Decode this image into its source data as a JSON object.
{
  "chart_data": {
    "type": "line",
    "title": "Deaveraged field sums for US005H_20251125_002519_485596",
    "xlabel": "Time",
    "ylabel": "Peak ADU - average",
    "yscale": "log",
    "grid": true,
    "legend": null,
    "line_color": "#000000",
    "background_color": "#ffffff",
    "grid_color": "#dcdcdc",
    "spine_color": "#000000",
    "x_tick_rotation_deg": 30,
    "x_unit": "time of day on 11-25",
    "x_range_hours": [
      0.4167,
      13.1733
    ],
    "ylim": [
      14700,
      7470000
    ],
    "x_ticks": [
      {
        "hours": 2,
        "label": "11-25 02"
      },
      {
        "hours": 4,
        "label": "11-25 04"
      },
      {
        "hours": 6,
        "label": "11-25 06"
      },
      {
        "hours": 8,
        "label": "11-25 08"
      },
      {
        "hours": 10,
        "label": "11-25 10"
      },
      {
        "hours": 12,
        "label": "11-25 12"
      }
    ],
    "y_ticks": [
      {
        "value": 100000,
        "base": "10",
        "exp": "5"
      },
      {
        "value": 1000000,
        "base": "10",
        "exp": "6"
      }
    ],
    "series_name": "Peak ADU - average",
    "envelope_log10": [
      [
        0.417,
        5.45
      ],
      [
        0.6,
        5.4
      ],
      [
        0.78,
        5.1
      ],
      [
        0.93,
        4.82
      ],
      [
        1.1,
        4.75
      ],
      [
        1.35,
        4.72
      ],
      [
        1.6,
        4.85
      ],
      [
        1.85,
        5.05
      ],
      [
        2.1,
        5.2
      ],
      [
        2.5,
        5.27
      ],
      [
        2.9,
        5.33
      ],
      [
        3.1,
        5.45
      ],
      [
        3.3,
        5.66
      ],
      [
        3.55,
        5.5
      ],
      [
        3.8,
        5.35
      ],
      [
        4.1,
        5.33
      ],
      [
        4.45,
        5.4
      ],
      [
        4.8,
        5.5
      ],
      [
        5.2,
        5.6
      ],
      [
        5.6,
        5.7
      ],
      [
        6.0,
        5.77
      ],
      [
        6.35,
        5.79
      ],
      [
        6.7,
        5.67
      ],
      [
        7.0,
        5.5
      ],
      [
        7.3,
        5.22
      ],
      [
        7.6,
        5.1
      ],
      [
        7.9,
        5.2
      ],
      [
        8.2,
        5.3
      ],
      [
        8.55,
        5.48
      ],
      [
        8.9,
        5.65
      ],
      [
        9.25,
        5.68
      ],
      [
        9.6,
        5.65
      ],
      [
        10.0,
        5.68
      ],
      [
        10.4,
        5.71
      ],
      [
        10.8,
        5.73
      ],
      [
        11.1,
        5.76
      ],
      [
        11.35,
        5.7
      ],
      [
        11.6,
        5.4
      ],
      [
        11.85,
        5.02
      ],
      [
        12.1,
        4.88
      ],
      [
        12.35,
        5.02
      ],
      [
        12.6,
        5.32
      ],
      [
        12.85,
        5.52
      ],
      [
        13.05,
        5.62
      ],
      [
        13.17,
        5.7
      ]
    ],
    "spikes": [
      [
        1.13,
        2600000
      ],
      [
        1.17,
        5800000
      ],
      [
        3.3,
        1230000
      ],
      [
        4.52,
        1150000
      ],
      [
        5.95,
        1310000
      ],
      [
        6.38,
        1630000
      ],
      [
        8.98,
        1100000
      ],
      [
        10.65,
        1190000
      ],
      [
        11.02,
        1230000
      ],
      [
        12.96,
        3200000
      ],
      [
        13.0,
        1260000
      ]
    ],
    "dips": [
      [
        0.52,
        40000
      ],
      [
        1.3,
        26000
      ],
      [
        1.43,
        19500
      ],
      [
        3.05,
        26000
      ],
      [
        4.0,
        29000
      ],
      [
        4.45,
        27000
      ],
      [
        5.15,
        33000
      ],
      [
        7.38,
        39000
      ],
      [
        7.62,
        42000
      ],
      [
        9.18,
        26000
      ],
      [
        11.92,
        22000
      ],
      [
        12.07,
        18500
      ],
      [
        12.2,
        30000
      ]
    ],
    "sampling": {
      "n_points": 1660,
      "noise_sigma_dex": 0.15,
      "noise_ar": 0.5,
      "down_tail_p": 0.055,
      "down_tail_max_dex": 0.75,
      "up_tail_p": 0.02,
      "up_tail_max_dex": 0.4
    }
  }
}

+---+

PROBLEM STATEMENT: Search the records above for the string "Peak". Copy every line that contains it.

FINISHED ANSWER:
    "ylabel": "Peak ADU - average",
    "series_name": "Peak ADU - average",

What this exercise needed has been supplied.